--- Problem requirements ---
Can you write out the whole listing exactly?

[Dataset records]
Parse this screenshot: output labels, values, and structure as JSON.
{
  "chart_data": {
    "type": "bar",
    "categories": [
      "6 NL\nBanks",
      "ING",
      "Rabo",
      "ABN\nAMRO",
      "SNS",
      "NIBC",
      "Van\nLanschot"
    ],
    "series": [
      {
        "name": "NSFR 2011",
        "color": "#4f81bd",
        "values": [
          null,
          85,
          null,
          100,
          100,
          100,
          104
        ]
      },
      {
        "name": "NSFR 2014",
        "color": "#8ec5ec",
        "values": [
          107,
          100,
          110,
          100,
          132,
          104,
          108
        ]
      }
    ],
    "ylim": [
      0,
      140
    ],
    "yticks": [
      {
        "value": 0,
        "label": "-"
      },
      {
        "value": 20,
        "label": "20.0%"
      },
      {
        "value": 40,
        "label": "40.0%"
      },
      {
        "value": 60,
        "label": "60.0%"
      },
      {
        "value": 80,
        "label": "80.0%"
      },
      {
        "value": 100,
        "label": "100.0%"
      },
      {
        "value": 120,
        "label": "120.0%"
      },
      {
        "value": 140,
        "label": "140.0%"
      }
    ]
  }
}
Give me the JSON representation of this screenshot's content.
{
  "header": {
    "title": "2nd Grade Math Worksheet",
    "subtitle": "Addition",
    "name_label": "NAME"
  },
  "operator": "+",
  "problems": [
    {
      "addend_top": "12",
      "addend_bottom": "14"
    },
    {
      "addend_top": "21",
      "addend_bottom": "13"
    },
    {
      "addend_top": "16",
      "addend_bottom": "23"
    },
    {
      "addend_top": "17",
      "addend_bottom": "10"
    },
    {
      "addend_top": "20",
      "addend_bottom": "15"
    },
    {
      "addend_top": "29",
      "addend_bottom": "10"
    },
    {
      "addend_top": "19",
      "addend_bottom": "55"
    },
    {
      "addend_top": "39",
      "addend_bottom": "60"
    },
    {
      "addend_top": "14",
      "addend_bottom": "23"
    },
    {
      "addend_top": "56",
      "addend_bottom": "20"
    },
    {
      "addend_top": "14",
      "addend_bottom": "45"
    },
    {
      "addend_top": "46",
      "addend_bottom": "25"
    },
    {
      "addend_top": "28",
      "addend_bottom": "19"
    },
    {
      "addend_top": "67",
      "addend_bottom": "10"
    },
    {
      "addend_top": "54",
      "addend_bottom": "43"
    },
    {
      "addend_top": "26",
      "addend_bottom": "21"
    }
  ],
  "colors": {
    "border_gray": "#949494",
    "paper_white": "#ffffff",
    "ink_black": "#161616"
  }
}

--- Output for this exercise ---
Parse this screenshot: output labels, values, and structure as JSON.
{
  "chart_data": {
    "type": "bar",
    "categories": [
      "6 NL\nBanks",
      "ING",
      "Rabo",
      "ABN\nAMRO",
      "SNS",
      "NIBC",
      "Van\nLanschot"
    ],
    "series": [
      {
        "name": "NSFR 2011",
        "color": "#4f81bd",
        "values": [
          null,
          85,
          null,
          100,
          100,
          100,
          104
        ]
      },
      {
        "name": "NSFR 2014",
        "color": "#8ec5ec",
        "values": [
          107,
          100,
          110,
          100,
          132,
          104,
          108
        ]
      }
    ],
    "ylim": [
      0,
      140
    ],
    "yticks": [
      {
        "value": 0,
        "label": "-"
      },
      {
        "value": 20,
        "label": "20.0%"
      },
      {
        "value": 40,
        "label": "40.0%"
      },
      {
        "value": 60,
        "label": "60.0%"
      },
      {
        "value": 80,
        "label": "80.0%"
      },
      {
        "value": 100,
        "label": "100.0%"
      },
      {
        "value": 120,
        "label": "120.0%"
      },
      {
        "value": 140,
        "label": "140.0%"
      }
    ]
  }
}
Give me the JSON representation of this screenshot's content.
{
  "header": {
    "title": "2nd Grade Math Worksheet",
    "subtitle": "Addition",
    "name_label": "NAME"
  },
  "operator": "+",
  "problems": [
    {
      "addend_top": "12",
      "addend_bottom": "14"
    },
    {
      "addend_top": "21",
      "addend_bottom": "13"
    },
    {
      "addend_top": "16",
      "addend_bottom": "23"
    },
    {
      "addend_top": "17",
      "addend_bottom": "10"
    },
    {
      "addend_top": "20",
      "addend_bottom": "15"
    },
    {
      "addend_top": "29",
      "addend_bottom": "10"
    },
    {
      "addend_top": "19",
      "addend_bottom": "55"
    },
    {
      "addend_top": "39",
      "addend_bottom": "60"
    },
    {
      "addend_top": "14",
      "addend_bottom": "23"
    },
    {
      "addend_top": "56",
      "addend_bottom": "20"
    },
    {
      "addend_top": "14",
      "addend_bottom": "45"
    },
    {
      "addend_top": "46",
      "addend_bottom": "25"
    },
    {
      "addend_top": "28",
      "addend_bottom": "19"
    },
    {
      "addend_top": "67",
      "addend_bottom": "10"
    },
    {
      "addend_top": "54",
      "addend_bottom": "43"
    },
    {
      "addend_top": "26",
      "addend_bottom": "21"
    }
  ],
  "colors": {
    "border_gray": "#949494",
    "paper_white": "#ffffff",
    "ink_black": "#161616"
  }
}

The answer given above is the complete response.